* THE REQUEST: Could you copy every line from the material below in which "title" appears?

** BEGIN EXERCISE MATERIAL **

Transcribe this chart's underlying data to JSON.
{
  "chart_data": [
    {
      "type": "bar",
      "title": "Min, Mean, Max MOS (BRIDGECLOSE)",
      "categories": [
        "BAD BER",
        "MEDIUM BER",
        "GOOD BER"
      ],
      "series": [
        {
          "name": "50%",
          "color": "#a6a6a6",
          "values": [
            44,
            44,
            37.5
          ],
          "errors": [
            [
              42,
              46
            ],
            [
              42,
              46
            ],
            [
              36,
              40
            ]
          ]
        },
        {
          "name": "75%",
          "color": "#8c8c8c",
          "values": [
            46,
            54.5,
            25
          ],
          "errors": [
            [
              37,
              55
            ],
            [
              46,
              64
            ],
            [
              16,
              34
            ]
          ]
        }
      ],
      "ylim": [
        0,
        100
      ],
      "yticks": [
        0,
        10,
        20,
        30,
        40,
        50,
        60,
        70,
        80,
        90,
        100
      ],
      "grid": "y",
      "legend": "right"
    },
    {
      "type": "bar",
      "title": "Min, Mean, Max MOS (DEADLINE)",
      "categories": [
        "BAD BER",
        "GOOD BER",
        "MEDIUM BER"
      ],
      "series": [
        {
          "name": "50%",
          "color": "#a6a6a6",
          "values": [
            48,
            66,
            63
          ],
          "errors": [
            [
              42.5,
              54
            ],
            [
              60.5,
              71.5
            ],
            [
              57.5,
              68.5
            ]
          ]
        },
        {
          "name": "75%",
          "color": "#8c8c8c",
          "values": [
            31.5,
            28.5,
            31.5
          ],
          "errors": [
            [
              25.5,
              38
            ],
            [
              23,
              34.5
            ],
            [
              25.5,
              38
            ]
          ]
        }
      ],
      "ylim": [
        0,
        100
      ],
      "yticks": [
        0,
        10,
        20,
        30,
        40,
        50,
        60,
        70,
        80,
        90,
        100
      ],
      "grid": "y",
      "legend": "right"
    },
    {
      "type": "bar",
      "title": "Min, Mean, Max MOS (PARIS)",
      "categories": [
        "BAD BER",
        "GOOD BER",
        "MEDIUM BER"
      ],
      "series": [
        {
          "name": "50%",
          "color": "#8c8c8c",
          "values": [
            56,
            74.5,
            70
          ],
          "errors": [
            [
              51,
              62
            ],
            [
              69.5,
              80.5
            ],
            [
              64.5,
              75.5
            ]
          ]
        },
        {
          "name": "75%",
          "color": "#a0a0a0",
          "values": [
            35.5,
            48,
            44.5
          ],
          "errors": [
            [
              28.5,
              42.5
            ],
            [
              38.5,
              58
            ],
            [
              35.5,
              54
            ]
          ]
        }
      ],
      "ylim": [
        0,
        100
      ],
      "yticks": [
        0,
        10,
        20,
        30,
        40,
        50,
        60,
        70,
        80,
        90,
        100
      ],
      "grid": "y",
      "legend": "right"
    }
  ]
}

** END EXERCISE MATERIAL **

* ANSWER TO THE TASK:
      "title": "Min, Mean, Max MOS (BRIDGECLOSE)",
      "title": "Min, Mean, Max MOS (DEADLINE)",
      "title": "Min, Mean, Max MOS (PARIS)",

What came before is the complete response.